> [EXERCISE REQUIREMENTS]:
**A.** For the passage on China and Sudan, decide whether each statement agrees with it: (i) Liu Guijin states that China opposes sanctions as a way to resolve the problem in Darfur; (ii) Safwat Fanous teaches political science at Khartoum University; (iii) the sign in front of the Communist Party of Sudan headquarters is red. Answer yes or no for each and quote the words of the passage that decide it.
**B.** Carry the passage on China and Sudan forward, beginning right after its final sentence.

> [SOURCE EXCERPT]:
-- START --

The Darfur Factor: While economic reforms have revolutionized China into a major world power, Sudan’s growth has been hampered by years of civil war, agricultural decline, military coups and spats with the West. And then, of course, there is Darfur. “Actually, we have been talking to the government of Sudan,” says Liu Guijin, China’s envoy to Darfur, speaking last year at peace talks in Libya. “We have maintained a very close contact and consultations with the government of Sudan. Me, myself, when I was nominated the special representative to Darfur, I went to Darfur myself,” Liu says. At the United Nations, China has abstained from voting on most measures designed to entice or force Sudan to protect human rights there. “Of course, we are against the idea of using sanctions to solve the problem,” Liu says, “because there is only one way to solve the problem in Darfur, and that’s through dialogue, consultation.”
With the exception of China’s support for peacekeepers in Darfur, Safwat Fanous, who teaches political science at Khartoum University and is in Parliament as a member of the ruling National Congress Party, has seen no effort by China to help resolve the region’s underlying issues. “Usually in Sudan there are very few secrets,” Fanous says. “If China was playing a mediator role, or putting [on] pressure, we should have seen the results of it.” What is even more curious, Fanous says, is that China has kept such a low profile during recent fighting in Sudan’s Abeyei region between government forces and the army of semi-autonomous [but now independent] South[ern] Sudan. The two sides are fighting over control of the nation’s oil supply. “China has been silent. Completely silent,” Fanous says, noting it has “a lot at stake. So you really wonder how the Chinese are just watching these partners fighting each other, which affects their own investment.”
Agitating For A Democracy: On a purely ideological level, Fanous wonders whether there is any communist ideology left in the People’s Republic of China. “The Sudanese Communist Party is defending the poor people of Sudan in rural areas and urban areas. But the Chinese investment in Sudan has nothing to do with poor people. The Sudanese Communist Party — it has to be embarrassed,” he says. The headquarters of the Communist Party of Sudan are on a quiet residential street in Khartoum. The sign out front is pink, like the bougainvillea flowing over the fence. But Sudan’s communists are not exactly carrying around copies of the Little Red Book, either. Lawmaker Suleiman Hamid El Had says the Sudanese are less concerned with ideology and more interested in survival: “Some people in the Sudan — they eat only one meal a day. Millions of people. It’s very difficult.”

-- END --

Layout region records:
-- START --

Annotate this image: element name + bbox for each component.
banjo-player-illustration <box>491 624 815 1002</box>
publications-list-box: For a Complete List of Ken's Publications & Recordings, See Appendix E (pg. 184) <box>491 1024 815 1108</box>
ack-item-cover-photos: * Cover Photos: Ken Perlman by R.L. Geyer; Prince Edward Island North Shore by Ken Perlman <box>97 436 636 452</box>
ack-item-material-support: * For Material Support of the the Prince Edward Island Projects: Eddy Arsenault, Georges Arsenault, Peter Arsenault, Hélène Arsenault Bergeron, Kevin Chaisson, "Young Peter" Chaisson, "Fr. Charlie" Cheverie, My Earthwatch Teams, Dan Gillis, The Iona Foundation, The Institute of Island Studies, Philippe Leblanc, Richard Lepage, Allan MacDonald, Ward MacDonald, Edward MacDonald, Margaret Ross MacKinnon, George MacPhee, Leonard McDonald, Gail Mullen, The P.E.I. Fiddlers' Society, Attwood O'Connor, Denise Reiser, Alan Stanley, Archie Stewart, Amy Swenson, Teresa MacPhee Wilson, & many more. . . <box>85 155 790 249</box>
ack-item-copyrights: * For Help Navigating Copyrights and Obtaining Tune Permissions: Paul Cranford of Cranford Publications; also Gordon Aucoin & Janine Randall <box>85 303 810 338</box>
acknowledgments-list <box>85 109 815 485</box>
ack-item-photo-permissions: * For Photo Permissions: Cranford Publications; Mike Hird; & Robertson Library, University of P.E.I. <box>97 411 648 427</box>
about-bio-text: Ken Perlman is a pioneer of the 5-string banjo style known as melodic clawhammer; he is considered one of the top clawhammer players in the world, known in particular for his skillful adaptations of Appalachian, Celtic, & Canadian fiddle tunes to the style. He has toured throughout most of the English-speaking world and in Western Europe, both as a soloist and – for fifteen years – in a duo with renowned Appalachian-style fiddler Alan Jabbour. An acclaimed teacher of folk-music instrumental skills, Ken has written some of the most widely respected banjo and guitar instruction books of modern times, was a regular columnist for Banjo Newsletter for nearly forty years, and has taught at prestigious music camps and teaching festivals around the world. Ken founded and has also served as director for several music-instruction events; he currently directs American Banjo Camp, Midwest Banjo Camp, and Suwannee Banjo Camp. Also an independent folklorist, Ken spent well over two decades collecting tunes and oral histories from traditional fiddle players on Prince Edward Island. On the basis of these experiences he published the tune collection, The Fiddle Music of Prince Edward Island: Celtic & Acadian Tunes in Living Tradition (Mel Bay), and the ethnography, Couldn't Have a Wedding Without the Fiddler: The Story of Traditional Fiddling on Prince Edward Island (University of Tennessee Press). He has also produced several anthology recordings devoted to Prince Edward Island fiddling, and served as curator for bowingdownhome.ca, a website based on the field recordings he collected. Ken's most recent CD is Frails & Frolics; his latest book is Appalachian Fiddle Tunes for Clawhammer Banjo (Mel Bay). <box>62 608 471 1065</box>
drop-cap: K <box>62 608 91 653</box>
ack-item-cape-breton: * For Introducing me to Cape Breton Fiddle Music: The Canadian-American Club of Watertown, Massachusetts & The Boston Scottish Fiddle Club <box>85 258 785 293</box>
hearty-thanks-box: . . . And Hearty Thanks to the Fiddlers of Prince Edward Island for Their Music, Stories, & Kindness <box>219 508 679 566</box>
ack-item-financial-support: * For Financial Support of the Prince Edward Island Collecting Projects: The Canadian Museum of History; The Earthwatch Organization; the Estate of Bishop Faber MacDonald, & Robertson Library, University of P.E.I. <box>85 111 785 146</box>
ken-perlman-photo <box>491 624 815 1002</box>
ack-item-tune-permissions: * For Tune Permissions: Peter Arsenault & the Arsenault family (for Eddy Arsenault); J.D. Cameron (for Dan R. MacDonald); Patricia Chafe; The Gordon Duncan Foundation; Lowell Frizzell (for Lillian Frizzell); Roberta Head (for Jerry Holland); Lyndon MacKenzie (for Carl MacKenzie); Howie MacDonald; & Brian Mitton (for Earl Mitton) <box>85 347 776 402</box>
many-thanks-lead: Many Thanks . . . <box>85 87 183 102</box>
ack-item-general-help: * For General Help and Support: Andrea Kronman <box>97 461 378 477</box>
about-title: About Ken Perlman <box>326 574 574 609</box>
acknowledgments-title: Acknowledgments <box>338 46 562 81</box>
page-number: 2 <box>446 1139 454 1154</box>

-- END --

> [THE REPLIES]:
**A.**
(i) Yes: "Of course, we are against the idea of using sanctions to solve the problem"
(ii) Yes: "who teaches political science at Khartoum University"
(iii) No: "The sign out front is pink"

**B.**
Nearly all of Sudan’s main political parties appear to be agitating for the basic trappings of a democracy, including national elections scheduled for sometime next year. The country has not had multi-party elections in a generation, since well before the military coup that brought the ruling National Congress Party to power. People in Sudan say they want to control their own destiny. “You don’t know how much we can love you, provided you don’t try to tell us what to do,” economist Ali Abdalla Ali says as a warning to the outside world. “You cannot impose your culture on me. But if you respect my culture and if you try to be good to me and really think in terms of the human side of me, we’ll be ready to stand on your side, you know.” China and Sudan may be trading kisses, but the Sudanese would prefer the relationship go no further.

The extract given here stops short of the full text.